— Aim of the exercise —
Transcribe the records that follow, preserving every word.

— Available records —
#####

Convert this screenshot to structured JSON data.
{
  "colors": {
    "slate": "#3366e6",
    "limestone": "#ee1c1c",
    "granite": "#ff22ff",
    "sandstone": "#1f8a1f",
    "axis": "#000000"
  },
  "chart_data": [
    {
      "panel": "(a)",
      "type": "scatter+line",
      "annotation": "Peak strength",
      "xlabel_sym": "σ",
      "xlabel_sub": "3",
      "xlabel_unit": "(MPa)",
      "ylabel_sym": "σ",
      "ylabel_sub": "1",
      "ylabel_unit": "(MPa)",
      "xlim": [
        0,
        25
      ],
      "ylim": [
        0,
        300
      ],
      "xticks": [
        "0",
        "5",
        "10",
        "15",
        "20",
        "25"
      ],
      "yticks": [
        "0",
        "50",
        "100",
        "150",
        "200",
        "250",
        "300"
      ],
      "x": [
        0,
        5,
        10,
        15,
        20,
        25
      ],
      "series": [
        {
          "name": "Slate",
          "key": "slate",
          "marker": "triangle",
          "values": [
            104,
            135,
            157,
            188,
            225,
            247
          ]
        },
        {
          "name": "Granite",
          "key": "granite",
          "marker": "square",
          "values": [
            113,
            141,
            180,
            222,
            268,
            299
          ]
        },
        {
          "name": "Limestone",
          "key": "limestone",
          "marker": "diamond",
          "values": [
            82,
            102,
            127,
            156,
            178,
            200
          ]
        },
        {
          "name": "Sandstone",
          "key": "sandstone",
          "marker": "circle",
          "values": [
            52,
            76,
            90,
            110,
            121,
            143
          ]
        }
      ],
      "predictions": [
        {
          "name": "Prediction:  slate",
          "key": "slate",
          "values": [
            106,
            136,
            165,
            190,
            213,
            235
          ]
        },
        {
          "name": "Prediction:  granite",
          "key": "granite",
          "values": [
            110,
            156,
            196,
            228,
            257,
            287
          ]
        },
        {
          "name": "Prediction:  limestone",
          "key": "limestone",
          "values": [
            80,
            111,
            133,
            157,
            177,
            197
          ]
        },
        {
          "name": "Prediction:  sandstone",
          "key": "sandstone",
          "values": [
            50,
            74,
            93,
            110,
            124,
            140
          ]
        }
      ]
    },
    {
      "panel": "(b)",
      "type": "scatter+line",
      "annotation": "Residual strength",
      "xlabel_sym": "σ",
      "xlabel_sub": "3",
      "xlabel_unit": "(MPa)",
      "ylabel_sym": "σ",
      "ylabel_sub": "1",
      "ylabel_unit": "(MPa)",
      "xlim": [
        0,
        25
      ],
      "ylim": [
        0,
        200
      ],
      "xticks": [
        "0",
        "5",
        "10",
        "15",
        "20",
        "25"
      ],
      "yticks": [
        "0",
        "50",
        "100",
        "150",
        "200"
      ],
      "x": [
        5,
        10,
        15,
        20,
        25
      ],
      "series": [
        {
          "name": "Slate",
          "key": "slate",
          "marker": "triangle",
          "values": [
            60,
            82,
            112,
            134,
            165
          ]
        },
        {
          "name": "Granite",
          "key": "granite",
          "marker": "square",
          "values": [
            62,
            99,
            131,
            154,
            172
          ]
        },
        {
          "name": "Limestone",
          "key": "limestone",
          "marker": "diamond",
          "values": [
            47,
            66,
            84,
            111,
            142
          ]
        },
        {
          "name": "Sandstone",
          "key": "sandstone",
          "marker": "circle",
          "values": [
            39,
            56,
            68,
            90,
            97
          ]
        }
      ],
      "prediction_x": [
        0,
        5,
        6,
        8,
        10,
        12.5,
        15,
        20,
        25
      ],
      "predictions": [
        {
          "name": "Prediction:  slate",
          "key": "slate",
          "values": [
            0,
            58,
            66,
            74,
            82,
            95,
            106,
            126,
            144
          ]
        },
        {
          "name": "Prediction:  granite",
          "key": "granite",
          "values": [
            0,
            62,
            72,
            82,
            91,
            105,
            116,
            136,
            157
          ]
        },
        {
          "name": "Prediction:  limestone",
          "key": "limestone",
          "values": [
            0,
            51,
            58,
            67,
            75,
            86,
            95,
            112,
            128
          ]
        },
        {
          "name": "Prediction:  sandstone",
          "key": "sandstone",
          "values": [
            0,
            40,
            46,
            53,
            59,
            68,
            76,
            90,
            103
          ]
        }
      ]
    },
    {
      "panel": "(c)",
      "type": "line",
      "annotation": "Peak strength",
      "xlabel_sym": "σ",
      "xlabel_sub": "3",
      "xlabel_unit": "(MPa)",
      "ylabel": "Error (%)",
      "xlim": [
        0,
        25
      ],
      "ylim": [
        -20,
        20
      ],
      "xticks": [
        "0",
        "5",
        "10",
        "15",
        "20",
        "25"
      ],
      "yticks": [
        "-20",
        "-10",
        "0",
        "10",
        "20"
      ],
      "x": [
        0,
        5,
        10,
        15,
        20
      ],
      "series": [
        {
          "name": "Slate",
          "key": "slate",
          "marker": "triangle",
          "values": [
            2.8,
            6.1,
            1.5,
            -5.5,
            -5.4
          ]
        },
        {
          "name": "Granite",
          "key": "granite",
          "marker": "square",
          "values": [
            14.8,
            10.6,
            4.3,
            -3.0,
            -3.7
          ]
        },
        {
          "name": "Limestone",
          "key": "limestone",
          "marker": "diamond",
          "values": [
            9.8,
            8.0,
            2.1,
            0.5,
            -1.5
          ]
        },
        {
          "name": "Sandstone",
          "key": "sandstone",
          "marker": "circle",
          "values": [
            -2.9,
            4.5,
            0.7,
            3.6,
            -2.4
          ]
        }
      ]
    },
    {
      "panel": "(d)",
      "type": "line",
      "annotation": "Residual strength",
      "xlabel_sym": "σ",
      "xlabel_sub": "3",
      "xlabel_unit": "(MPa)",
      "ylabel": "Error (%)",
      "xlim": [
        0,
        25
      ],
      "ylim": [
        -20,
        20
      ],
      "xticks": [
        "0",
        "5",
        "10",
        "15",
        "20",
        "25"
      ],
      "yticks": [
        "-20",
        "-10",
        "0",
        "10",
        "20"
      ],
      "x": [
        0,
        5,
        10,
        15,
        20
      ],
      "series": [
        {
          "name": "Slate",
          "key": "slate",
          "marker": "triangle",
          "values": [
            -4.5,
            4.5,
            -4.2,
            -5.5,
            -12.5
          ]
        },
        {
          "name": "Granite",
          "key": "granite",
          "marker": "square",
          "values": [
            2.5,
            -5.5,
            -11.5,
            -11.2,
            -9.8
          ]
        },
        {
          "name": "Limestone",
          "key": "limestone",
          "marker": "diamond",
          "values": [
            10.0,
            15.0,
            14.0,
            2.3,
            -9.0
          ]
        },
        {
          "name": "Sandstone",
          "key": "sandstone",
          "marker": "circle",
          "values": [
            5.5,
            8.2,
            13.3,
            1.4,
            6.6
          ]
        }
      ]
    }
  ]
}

#####

— Response to the exercise —
Convert this screenshot to structured JSON data.
{
  "colors": {
    "slate": "#3366e6",
    "limestone": "#ee1c1c",
    "granite": "#ff22ff",
    "sandstone": "#1f8a1f",
    "axis": "#000000"
  },
  "chart_data": [
    {
      "panel": "(a)",
      "type": "scatter+line",
      "annotation": "Peak strength",
      "xlabel_sym": "σ",
      "xlabel_sub": "3",
      "xlabel_unit": "(MPa)",
      "ylabel_sym": "σ",
      "ylabel_sub": "1",
      "ylabel_unit": "(MPa)",
      "xlim": [
        0,
        25
      ],
      "ylim": [
        0,
        300
      ],
      "xticks": [
        "0",
        "5",
        "10",
        "15",
        "20",
        "25"
      ],
      "yticks": [
        "0",
        "50",
        "100",
        "150",
        "200",
        "250",
        "300"
      ],
      "x": [
        0,
        5,
        10,
        15,
        20,
        25
      ],
      "series": [
        {
          "name": "Slate",
          "key": "slate",
          "marker": "triangle",
          "values": [
            104,
            135,
            157,
            188,
            225,
            247
          ]
        },
        {
          "name": "Granite",
          "key": "granite",
          "marker": "square",
          "values": [
            113,
            141,
            180,
            222,
            268,
            299
          ]
        },
        {
          "name": "Limestone",
          "key": "limestone",
          "marker": "diamond",
          "values": [
            82,
            102,
            127,
            156,
            178,
            200
          ]
        },
        {
          "name": "Sandstone",
          "key": "sandstone",
          "marker": "circle",
          "values": [
            52,
            76,
            90,
            110,
            121,
            143
          ]
        }
      ],
      "predictions": [
        {
          "name": "Prediction:  slate",
          "key": "slate",
          "values": [
            106,
            136,
            165,
            190,
            213,
            235
          ]
        },
        {
          "name": "Prediction:  granite",
          "key": "granite",
          "values": [
            110,
            156,
            196,
            228,
            257,
            287
          ]
        },
        {
          "name": "Prediction:  limestone",
          "key": "limestone",
          "values": [
            80,
            111,
            133,
            157,
            177,
            197
          ]
        },
        {
          "name": "Prediction:  sandstone",
          "key": "sandstone",
          "values": [
            50,
            74,
            93,
            110,
            124,
            140
          ]
        }
      ]
    },
    {
      "panel": "(b)",
      "type": "scatter+line",
      "annotation": "Residual strength",
      "xlabel_sym": "σ",
      "xlabel_sub": "3",
      "xlabel_unit": "(MPa)",
      "ylabel_sym": "σ",
      "ylabel_sub": "1",
      "ylabel_unit": "(MPa)",
      "xlim": [
        0,
        25
      ],
      "ylim": [
        0,
        200
      ],
      "xticks": [
        "0",
        "5",
        "10",
        "15",
        "20",
        "25"
      ],
      "yticks": [
        "0",
        "50",
        "100",
        "150",
        "200"
      ],
      "x": [
        5,
        10,
        15,
        20,
        25
      ],
      "series": [
        {
          "name": "Slate",
          "key": "slate",
          "marker": "triangle",
          "values": [
            60,
            82,
            112,
            134,
            165
          ]
        },
        {
          "name": "Granite",
          "key": "granite",
          "marker": "square",
          "values": [
            62,
            99,
            131,
            154,
            172
          ]
        },
        {
          "name": "Limestone",
          "key": "limestone",
          "marker": "diamond",
          "values": [
            47,
            66,
            84,
            111,
            142
          ]
        },
        {
          "name": "Sandstone",
          "key": "sandstone",
          "marker": "circle",
          "values": [
            39,
            56,
            68,
            90,
            97
          ]
        }
      ],
      "prediction_x": [
        0,
        5,
        6,
        8,
        10,
        12.5,
        15,
        20,
        25
      ],
      "predictions": [
        {
          "name": "Prediction:  slate",
          "key": "slate",
          "values": [
            0,
            58,
            66,
            74,
            82,
            95,
            106,
            126,
            144
          ]
        },
        {
          "name": "Prediction:  granite",
          "key": "granite",
          "values": [
            0,
            62,
            72,
            82,
            91,
            105,
            116,
            136,
            157
          ]
        },
        {
          "name": "Prediction:  limestone",
          "key": "limestone",
          "values": [
            0,
            51,
            58,
            67,
            75,
            86,
            95,
            112,
            128
          ]
        },
        {
          "name": "Prediction:  sandstone",
          "key": "sandstone",
          "values": [
            0,
            40,
            46,
            53,
            59,
            68,
            76,
            90,
            103
          ]
        }
      ]
    },
    {
      "panel": "(c)",
      "type": "line",
      "annotation": "Peak strength",
      "xlabel_sym": "σ",
      "xlabel_sub": "3",
      "xlabel_unit": "(MPa)",
      "ylabel": "Error (%)",
      "xlim": [
        0,
        25
      ],
      "ylim": [
        -20,
        20
      ],
      "xticks": [
        "0",
        "5",
        "10",
        "15",
        "20",
        "25"
      ],
      "yticks": [
        "-20",
        "-10",
        "0",
        "10",
        "20"
      ],
      "x": [
        0,
        5,
        10,
        15,
        20
      ],
      "series": [
        {
          "name": "Slate",
          "key": "slate",
          "marker": "triangle",
          "values": [
            2.8,
            6.1,
            1.5,
            -5.5,
            -5.4
          ]
        },
        {
          "name": "Granite",
          "key": "granite",
          "marker": "square",
          "values": [
            14.8,
            10.6,
            4.3,
            -3.0,
            -3.7
          ]
        },
        {
          "name": "Limestone",
          "key": "limestone",
          "marker": "diamond",
          "values": [
            9.8,
            8.0,
            2.1,
            0.5,
            -1.5
          ]
        },
        {
          "name": "Sandstone",
          "key": "sandstone",
          "marker": "circle",
          "values": [
            -2.9,
            4.5,
            0.7,
            3.6,
            -2.4
          ]
        }
      ]
    },
    {
      "panel": "(d)",
      "type": "line",
      "annotation": "Residual strength",
      "xlabel_sym": "σ",
      "xlabel_sub": "3",
      "xlabel_unit": "(MPa)",
      "ylabel": "Error (%)",
      "xlim": [
        0,
        25
      ],
      "ylim": [
        -20,
        20
      ],
      "xticks": [
        "0",
        "5",
        "10",
        "15",
        "20",
        "25"
      ],
      "yticks": [
        "-20",
        "-10",
        "0",
        "10",
        "20"
      ],
      "x": [
        0,
        5,
        10,
        15,
        20
      ],
      "series": [
        {
          "name": "Slate",
          "key": "slate",
          "marker": "triangle",
          "values": [
            -4.5,
            4.5,
            -4.2,
            -5.5,
            -12.5
          ]
        },
        {
          "name": "Granite",
          "key": "granite",
          "marker": "square",
          "values": [
            2.5,
            -5.5,
            -11.5,
            -11.2,
            -9.8
          ]
        },
        {
          "name": "Limestone",
          "key": "limestone",
          "marker": "diamond",
          "values": [
            10.0,
            15.0,
            14.0,
            2.3,
            -9.0
          ]
        },
        {
          "name": "Sandstone",
          "key": "sandstone",
          "marker": "circle",
          "values": [
            5.5,
            8.2,
            13.3,
            1.4,
            6.6
          ]
        }
      ]
    }
  ]
}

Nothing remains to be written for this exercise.